> _Objective_:
Collect every line of the records below that contains the word "tilts".

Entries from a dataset

((

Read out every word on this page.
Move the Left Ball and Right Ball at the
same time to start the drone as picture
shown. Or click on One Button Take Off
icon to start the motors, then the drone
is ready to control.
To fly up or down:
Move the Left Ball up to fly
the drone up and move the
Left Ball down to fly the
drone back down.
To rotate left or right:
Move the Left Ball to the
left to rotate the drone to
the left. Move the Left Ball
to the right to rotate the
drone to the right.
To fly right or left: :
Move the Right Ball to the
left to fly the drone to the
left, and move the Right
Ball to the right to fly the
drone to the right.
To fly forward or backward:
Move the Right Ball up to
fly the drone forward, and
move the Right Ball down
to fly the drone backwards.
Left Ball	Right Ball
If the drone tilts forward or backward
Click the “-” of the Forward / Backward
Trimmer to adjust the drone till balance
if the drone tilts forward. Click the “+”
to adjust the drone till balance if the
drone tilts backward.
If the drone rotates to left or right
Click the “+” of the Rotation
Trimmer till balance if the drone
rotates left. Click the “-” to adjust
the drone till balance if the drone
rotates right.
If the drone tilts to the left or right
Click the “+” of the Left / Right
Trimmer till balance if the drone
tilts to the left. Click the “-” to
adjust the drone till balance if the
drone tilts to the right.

))
((

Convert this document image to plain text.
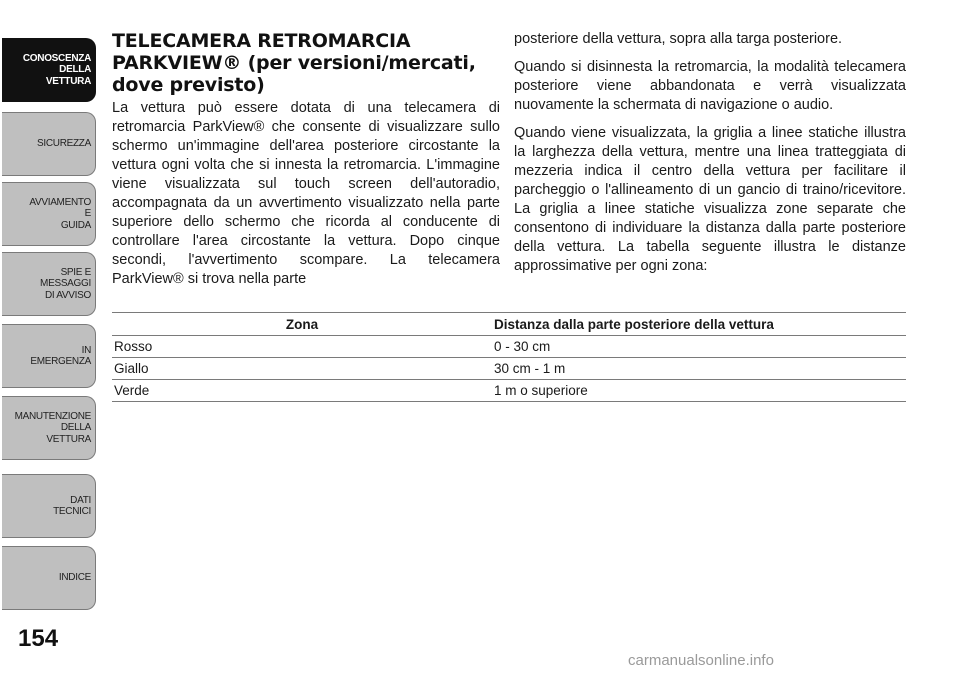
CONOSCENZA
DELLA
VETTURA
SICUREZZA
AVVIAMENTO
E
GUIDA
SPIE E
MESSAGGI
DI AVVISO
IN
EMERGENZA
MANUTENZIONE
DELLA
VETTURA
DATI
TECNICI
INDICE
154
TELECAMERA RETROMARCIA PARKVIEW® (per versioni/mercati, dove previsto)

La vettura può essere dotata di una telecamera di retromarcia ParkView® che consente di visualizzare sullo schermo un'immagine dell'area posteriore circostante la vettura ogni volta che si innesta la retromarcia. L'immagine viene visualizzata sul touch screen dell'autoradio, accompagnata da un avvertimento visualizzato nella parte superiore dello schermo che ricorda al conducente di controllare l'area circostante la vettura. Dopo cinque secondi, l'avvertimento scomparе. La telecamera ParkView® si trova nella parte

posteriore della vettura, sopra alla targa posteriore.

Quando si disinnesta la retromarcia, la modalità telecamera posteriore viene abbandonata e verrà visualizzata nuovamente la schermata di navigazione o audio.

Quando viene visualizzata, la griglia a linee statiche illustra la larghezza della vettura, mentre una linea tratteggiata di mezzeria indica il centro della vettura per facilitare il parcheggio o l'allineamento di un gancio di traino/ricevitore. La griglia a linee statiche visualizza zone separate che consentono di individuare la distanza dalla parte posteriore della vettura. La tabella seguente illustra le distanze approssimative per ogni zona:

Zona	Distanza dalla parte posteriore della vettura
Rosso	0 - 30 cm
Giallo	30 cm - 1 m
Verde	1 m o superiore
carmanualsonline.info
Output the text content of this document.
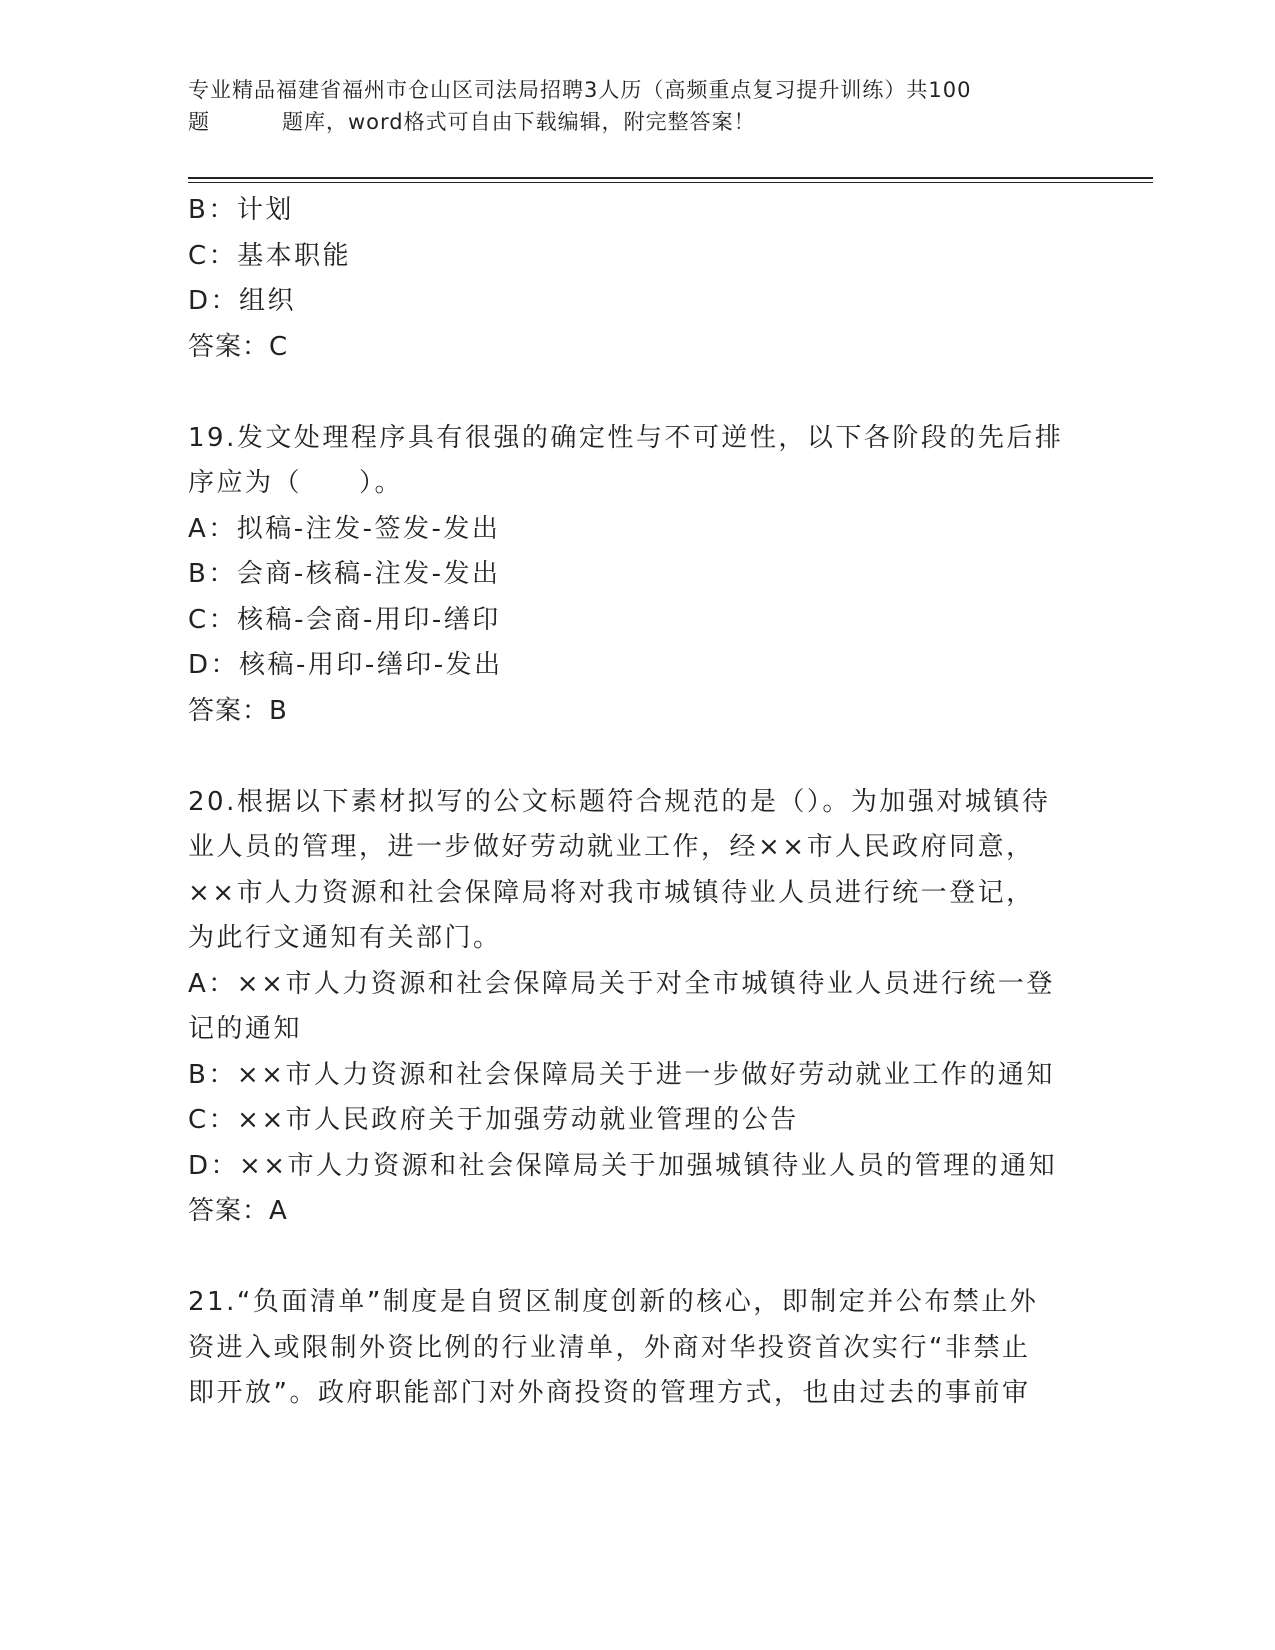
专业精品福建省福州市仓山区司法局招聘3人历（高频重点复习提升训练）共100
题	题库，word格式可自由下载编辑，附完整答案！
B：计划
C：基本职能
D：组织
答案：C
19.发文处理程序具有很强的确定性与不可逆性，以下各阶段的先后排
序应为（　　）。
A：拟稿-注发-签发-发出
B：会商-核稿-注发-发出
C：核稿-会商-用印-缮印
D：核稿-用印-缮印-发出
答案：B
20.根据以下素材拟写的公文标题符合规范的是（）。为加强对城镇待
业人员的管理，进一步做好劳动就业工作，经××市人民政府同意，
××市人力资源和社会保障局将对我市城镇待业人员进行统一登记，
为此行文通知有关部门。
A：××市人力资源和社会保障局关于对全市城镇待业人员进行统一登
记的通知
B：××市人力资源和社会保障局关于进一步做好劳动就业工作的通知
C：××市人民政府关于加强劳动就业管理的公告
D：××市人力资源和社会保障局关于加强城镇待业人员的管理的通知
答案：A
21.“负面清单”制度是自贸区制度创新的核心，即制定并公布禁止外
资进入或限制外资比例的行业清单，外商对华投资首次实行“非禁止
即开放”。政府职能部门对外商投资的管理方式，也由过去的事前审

))

> _Final result_:
If the drone tilts forward or backward
if the drone tilts forward. Click the “+”
drone tilts backward.
If the drone tilts to the left or right
tilts to the left. Click the “-” to
drone tilts to the right.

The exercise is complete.